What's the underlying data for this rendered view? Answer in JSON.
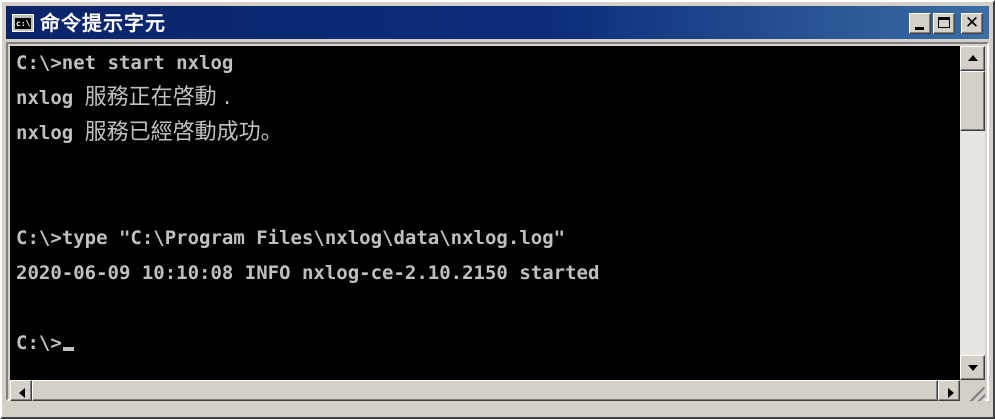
{
  "window": {
    "title": "命令提示字元",
    "icon_name": "console-icon",
    "icon_text": "c:\\"
  },
  "console": {
    "lines": [
      {
        "parts": [
          {
            "text": "C:\\>net start nxlog",
            "cjk": false
          }
        ]
      },
      {
        "parts": [
          {
            "text": "nxlog ",
            "cjk": false
          },
          {
            "text": "服務正在啓動 .",
            "cjk": true
          }
        ]
      },
      {
        "parts": [
          {
            "text": "nxlog ",
            "cjk": false
          },
          {
            "text": "服務已經啓動成功。",
            "cjk": true
          }
        ]
      },
      {
        "parts": []
      },
      {
        "parts": []
      },
      {
        "parts": [
          {
            "text": "C:\\>type \"C:\\Program Files\\nxlog\\data\\nxlog.log\"",
            "cjk": false
          }
        ]
      },
      {
        "parts": [
          {
            "text": "2020-06-09 10:10:08 INFO nxlog-ce-2.10.2150 started",
            "cjk": false
          }
        ]
      },
      {
        "parts": []
      },
      {
        "parts": [
          {
            "text": "C:\\>",
            "cjk": false
          }
        ],
        "cursor": true
      }
    ],
    "foreground": "#c0c0c0",
    "background": "#000000"
  },
  "title_buttons": {
    "minimize_icon": "minimize-icon",
    "maximize_icon": "maximize-icon",
    "close_icon": "close-icon",
    "close_glyph": "✕"
  },
  "colors": {
    "titlebar_start": "#0a246a",
    "titlebar_end": "#3a6ea5",
    "chrome": "#d4d0c8"
  }
}
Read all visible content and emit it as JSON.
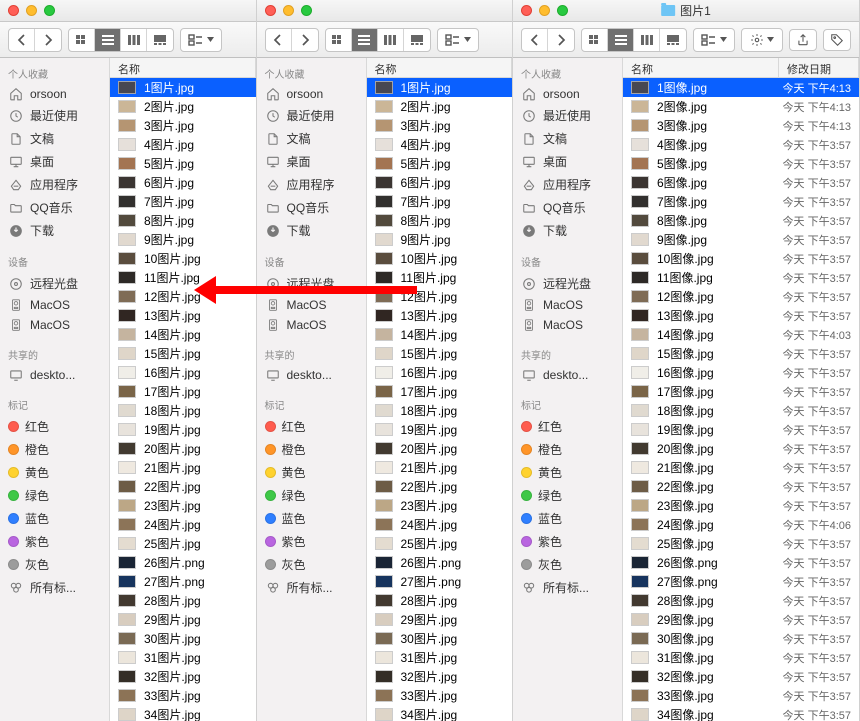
{
  "windows": [
    {
      "title": ""
    },
    {
      "title": ""
    },
    {
      "title": "图片1"
    }
  ],
  "sidebar": {
    "groups": [
      {
        "header": "个人收藏",
        "items": [
          {
            "icon": "home",
            "label": "orsoon"
          },
          {
            "icon": "clock",
            "label": "最近使用"
          },
          {
            "icon": "doc",
            "label": "文稿"
          },
          {
            "icon": "desktop",
            "label": "桌面"
          },
          {
            "icon": "app",
            "label": "应用程序"
          },
          {
            "icon": "folder",
            "label": "QQ音乐"
          },
          {
            "icon": "download",
            "label": "下载"
          }
        ]
      },
      {
        "header": "设备",
        "items": [
          {
            "icon": "disc",
            "label": "远程光盘"
          },
          {
            "icon": "hdd",
            "label": "MacOS"
          },
          {
            "icon": "hdd",
            "label": "MacOS"
          }
        ]
      },
      {
        "header": "共享的",
        "items": [
          {
            "icon": "monitor",
            "label": "deskto..."
          }
        ]
      },
      {
        "header": "标记",
        "items": [
          {
            "tag": "#ff5c4e",
            "label": "红色"
          },
          {
            "tag": "#ff9528",
            "label": "橙色"
          },
          {
            "tag": "#ffd22e",
            "label": "黄色"
          },
          {
            "tag": "#3ec847",
            "label": "绿色"
          },
          {
            "tag": "#2f7fff",
            "label": "蓝色"
          },
          {
            "tag": "#b965e0",
            "label": "紫色"
          },
          {
            "tag": "#9c9c9c",
            "label": "灰色"
          },
          {
            "icon": "alltags",
            "label": "所有标..."
          }
        ]
      }
    ]
  },
  "headers": {
    "name": "名称",
    "date": "修改日期"
  },
  "filesA": [
    {
      "n": "1图片.jpg",
      "sel": true,
      "c": "#474752"
    },
    {
      "n": "2图片.jpg",
      "c": "#cbb697"
    },
    {
      "n": "3图片.jpg",
      "c": "#b59572"
    },
    {
      "n": "4图片.jpg",
      "c": "#e6e0da"
    },
    {
      "n": "5图片.jpg",
      "c": "#a37452"
    },
    {
      "n": "6图片.jpg",
      "c": "#3b3532"
    },
    {
      "n": "7图片.jpg",
      "c": "#32302e"
    },
    {
      "n": "8图片.jpg",
      "c": "#524a3d"
    },
    {
      "n": "9图片.jpg",
      "c": "#e1d9cf"
    },
    {
      "n": "10图片.jpg",
      "c": "#5a4d3e"
    },
    {
      "n": "11图片.jpg",
      "c": "#2d2926"
    },
    {
      "n": "12图片.jpg",
      "c": "#7f6c56"
    },
    {
      "n": "13图片.jpg",
      "c": "#302622"
    },
    {
      "n": "14图片.jpg",
      "c": "#c5b49f"
    },
    {
      "n": "15图片.jpg",
      "c": "#dfd6c9"
    },
    {
      "n": "16图片.jpg",
      "c": "#f0eee8"
    },
    {
      "n": "17图片.jpg",
      "c": "#7a6548"
    },
    {
      "n": "18图片.jpg",
      "c": "#e0dad0"
    },
    {
      "n": "19图片.jpg",
      "c": "#e8e3dc"
    },
    {
      "n": "20图片.jpg",
      "c": "#423a30"
    },
    {
      "n": "21图片.jpg",
      "c": "#efe9e0"
    },
    {
      "n": "22图片.jpg",
      "c": "#6d5c46"
    },
    {
      "n": "23图片.jpg",
      "c": "#bca786"
    },
    {
      "n": "24图片.jpg",
      "c": "#8c7458"
    },
    {
      "n": "25图片.jpg",
      "c": "#e4dcd0"
    },
    {
      "n": "26图片.png",
      "c": "#1a2535"
    },
    {
      "n": "27图片.png",
      "c": "#17345e"
    },
    {
      "n": "28图片.jpg",
      "c": "#423930"
    },
    {
      "n": "29图片.jpg",
      "c": "#d8cdbf"
    },
    {
      "n": "30图片.jpg",
      "c": "#7a6a54"
    },
    {
      "n": "31图片.jpg",
      "c": "#ece6dc"
    },
    {
      "n": "32图片.jpg",
      "c": "#342e27"
    },
    {
      "n": "33图片.jpg",
      "c": "#8c7356"
    },
    {
      "n": "34图片.jpg",
      "c": "#ded5c8"
    }
  ],
  "filesB": [
    {
      "n": "1图像.jpg",
      "d": "今天 下午4:13",
      "sel": true,
      "c": "#474752"
    },
    {
      "n": "2图像.jpg",
      "d": "今天 下午4:13",
      "c": "#cbb697"
    },
    {
      "n": "3图像.jpg",
      "d": "今天 下午4:13",
      "c": "#b59572"
    },
    {
      "n": "4图像.jpg",
      "d": "今天 下午3:57",
      "c": "#e6e0da"
    },
    {
      "n": "5图像.jpg",
      "d": "今天 下午3:57",
      "c": "#a37452"
    },
    {
      "n": "6图像.jpg",
      "d": "今天 下午3:57",
      "c": "#3b3532"
    },
    {
      "n": "7图像.jpg",
      "d": "今天 下午3:57",
      "c": "#32302e"
    },
    {
      "n": "8图像.jpg",
      "d": "今天 下午3:57",
      "c": "#524a3d"
    },
    {
      "n": "9图像.jpg",
      "d": "今天 下午3:57",
      "c": "#e1d9cf"
    },
    {
      "n": "10图像.jpg",
      "d": "今天 下午3:57",
      "c": "#5a4d3e"
    },
    {
      "n": "11图像.jpg",
      "d": "今天 下午3:57",
      "c": "#2d2926"
    },
    {
      "n": "12图像.jpg",
      "d": "今天 下午3:57",
      "c": "#7f6c56"
    },
    {
      "n": "13图像.jpg",
      "d": "今天 下午3:57",
      "c": "#302622"
    },
    {
      "n": "14图像.jpg",
      "d": "今天 下午4:03",
      "c": "#c5b49f"
    },
    {
      "n": "15图像.jpg",
      "d": "今天 下午3:57",
      "c": "#dfd6c9"
    },
    {
      "n": "16图像.jpg",
      "d": "今天 下午3:57",
      "c": "#f0eee8"
    },
    {
      "n": "17图像.jpg",
      "d": "今天 下午3:57",
      "c": "#7a6548"
    },
    {
      "n": "18图像.jpg",
      "d": "今天 下午3:57",
      "c": "#e0dad0"
    },
    {
      "n": "19图像.jpg",
      "d": "今天 下午3:57",
      "c": "#e8e3dc"
    },
    {
      "n": "20图像.jpg",
      "d": "今天 下午3:57",
      "c": "#423a30"
    },
    {
      "n": "21图像.jpg",
      "d": "今天 下午3:57",
      "c": "#efe9e0"
    },
    {
      "n": "22图像.jpg",
      "d": "今天 下午3:57",
      "c": "#6d5c46"
    },
    {
      "n": "23图像.jpg",
      "d": "今天 下午3:57",
      "c": "#bca786"
    },
    {
      "n": "24图像.jpg",
      "d": "今天 下午4:06",
      "c": "#8c7458"
    },
    {
      "n": "25图像.jpg",
      "d": "今天 下午3:57",
      "c": "#e4dcd0"
    },
    {
      "n": "26图像.png",
      "d": "今天 下午3:57",
      "c": "#1a2535"
    },
    {
      "n": "27图像.png",
      "d": "今天 下午3:57",
      "c": "#17345e"
    },
    {
      "n": "28图像.jpg",
      "d": "今天 下午3:57",
      "c": "#423930"
    },
    {
      "n": "29图像.jpg",
      "d": "今天 下午3:57",
      "c": "#d8cdbf"
    },
    {
      "n": "30图像.jpg",
      "d": "今天 下午3:57",
      "c": "#7a6a54"
    },
    {
      "n": "31图像.jpg",
      "d": "今天 下午3:57",
      "c": "#ece6dc"
    },
    {
      "n": "32图像.jpg",
      "d": "今天 下午3:57",
      "c": "#342e27"
    },
    {
      "n": "33图像.jpg",
      "d": "今天 下午3:57",
      "c": "#8c7356"
    },
    {
      "n": "34图像.jpg",
      "d": "今天 下午3:57",
      "c": "#ded5c8"
    }
  ]
}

┄┄┄┄┄┄

* **Exercise goal**:
Copy all lines from the material that contain "nxlog".

* **Result of the task**:
            "text": "C:\\>net start nxlog",
            "text": "nxlog ",
            "text": "nxlog ",
            "text": "C:\\>type \"C:\\Program Files\\nxlog\\data\\nxlog.log\"",
            "text": "2020-06-09 10:10:08 INFO nxlog-ce-2.10.2150 started",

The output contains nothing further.